Task to carry out: Take each line containing the word "Organización" and copy it.

Supplied material:
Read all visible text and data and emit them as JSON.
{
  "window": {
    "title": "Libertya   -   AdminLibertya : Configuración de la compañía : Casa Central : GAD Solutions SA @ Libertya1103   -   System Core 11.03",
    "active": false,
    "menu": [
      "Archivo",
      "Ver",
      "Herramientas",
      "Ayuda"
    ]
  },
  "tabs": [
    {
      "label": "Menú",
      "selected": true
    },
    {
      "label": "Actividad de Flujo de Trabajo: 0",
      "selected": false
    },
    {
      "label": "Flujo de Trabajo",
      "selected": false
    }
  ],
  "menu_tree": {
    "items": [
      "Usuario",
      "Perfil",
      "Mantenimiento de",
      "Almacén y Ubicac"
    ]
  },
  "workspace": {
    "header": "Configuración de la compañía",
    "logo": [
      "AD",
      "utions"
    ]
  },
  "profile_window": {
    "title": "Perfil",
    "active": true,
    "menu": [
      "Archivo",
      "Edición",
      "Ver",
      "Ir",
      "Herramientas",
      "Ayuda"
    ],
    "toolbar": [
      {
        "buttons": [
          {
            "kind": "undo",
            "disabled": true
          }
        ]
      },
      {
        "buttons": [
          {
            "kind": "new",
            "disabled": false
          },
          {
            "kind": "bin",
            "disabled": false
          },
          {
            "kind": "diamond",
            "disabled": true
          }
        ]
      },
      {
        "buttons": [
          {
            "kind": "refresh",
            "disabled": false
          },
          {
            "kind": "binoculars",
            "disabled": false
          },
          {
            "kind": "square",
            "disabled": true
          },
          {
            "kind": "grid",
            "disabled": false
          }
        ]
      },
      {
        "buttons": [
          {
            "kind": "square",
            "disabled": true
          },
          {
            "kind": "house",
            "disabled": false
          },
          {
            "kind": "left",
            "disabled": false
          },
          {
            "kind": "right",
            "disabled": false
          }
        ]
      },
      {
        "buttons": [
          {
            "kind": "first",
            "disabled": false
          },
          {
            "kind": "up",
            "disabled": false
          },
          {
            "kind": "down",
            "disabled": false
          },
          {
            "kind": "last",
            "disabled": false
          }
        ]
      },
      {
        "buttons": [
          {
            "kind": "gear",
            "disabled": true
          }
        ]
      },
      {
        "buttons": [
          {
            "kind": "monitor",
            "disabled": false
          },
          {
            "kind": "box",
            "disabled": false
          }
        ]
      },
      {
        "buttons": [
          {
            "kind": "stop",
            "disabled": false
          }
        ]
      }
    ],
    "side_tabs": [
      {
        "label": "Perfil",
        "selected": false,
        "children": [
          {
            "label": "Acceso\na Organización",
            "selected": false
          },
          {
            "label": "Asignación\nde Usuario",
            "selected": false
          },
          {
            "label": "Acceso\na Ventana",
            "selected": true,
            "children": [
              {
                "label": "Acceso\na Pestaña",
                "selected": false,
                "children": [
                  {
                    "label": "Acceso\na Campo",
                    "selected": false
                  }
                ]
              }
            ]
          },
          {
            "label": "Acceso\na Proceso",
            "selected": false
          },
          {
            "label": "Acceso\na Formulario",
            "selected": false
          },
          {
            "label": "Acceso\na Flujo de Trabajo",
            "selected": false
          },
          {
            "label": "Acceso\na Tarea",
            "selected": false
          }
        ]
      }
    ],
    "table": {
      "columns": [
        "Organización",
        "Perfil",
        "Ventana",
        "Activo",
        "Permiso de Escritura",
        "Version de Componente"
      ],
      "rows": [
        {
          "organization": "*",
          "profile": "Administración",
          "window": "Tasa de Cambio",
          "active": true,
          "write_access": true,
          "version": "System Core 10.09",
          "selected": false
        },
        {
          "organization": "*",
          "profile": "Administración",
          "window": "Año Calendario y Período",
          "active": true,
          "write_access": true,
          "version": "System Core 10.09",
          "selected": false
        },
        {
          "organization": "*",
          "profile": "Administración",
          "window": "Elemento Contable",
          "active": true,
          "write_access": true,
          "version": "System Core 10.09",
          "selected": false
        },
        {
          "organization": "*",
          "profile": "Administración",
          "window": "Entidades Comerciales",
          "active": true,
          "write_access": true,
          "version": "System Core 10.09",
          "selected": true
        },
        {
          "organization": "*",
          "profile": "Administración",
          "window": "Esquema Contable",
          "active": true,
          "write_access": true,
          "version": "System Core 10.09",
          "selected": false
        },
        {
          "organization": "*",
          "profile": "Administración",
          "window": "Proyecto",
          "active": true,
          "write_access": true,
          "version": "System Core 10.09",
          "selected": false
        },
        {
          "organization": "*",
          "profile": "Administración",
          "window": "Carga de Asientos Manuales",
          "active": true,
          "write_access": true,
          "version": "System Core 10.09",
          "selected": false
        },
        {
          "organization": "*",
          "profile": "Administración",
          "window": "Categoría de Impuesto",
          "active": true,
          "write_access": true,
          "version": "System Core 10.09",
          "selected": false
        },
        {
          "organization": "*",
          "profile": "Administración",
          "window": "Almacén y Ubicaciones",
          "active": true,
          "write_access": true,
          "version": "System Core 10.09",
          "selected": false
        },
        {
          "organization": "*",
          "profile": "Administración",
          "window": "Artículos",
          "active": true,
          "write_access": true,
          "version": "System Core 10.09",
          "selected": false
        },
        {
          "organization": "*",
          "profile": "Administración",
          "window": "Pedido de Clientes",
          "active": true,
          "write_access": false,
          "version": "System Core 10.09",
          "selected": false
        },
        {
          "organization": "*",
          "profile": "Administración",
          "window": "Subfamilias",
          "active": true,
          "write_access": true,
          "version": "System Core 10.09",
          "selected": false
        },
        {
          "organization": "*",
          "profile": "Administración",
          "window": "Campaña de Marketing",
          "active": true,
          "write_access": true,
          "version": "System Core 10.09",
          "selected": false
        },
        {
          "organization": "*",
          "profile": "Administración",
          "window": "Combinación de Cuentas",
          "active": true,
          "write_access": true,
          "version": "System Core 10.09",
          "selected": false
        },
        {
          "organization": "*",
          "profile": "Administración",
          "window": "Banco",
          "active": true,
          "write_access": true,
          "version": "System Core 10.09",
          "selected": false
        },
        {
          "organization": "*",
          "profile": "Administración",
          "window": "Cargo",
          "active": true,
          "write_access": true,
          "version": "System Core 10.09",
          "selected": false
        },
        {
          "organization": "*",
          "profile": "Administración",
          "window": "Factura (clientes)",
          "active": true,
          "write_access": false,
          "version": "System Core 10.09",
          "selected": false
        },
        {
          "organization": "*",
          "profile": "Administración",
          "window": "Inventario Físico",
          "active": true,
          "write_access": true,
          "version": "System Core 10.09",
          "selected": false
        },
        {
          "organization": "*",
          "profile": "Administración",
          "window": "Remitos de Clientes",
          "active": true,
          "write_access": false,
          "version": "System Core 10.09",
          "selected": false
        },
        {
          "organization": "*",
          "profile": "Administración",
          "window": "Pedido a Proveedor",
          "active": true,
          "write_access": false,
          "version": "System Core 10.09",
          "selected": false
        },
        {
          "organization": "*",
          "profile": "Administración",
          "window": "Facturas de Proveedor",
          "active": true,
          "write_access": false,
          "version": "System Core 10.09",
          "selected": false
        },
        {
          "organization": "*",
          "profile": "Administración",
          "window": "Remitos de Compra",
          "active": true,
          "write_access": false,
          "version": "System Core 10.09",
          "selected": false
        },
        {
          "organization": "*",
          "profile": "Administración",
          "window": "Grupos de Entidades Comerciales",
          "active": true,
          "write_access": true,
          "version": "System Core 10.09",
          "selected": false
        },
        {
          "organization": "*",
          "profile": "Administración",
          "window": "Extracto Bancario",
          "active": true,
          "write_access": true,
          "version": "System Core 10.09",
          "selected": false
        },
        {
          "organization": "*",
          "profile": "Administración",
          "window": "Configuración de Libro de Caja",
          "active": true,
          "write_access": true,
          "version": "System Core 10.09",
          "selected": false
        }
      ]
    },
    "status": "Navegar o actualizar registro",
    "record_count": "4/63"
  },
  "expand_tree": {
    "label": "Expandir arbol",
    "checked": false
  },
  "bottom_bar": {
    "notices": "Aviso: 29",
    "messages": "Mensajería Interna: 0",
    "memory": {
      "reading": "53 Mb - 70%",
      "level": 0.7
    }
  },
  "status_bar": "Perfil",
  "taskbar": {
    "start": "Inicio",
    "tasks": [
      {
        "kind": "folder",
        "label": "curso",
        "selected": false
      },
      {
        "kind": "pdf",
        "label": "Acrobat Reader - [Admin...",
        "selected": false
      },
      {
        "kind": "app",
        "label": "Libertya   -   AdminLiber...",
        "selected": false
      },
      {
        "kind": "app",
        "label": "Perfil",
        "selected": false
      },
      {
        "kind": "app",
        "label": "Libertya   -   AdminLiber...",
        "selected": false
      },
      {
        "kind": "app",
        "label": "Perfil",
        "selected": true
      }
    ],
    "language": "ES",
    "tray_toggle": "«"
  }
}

Answer to this problem:
            "label": "Acceso\na Organización",
        "Organización",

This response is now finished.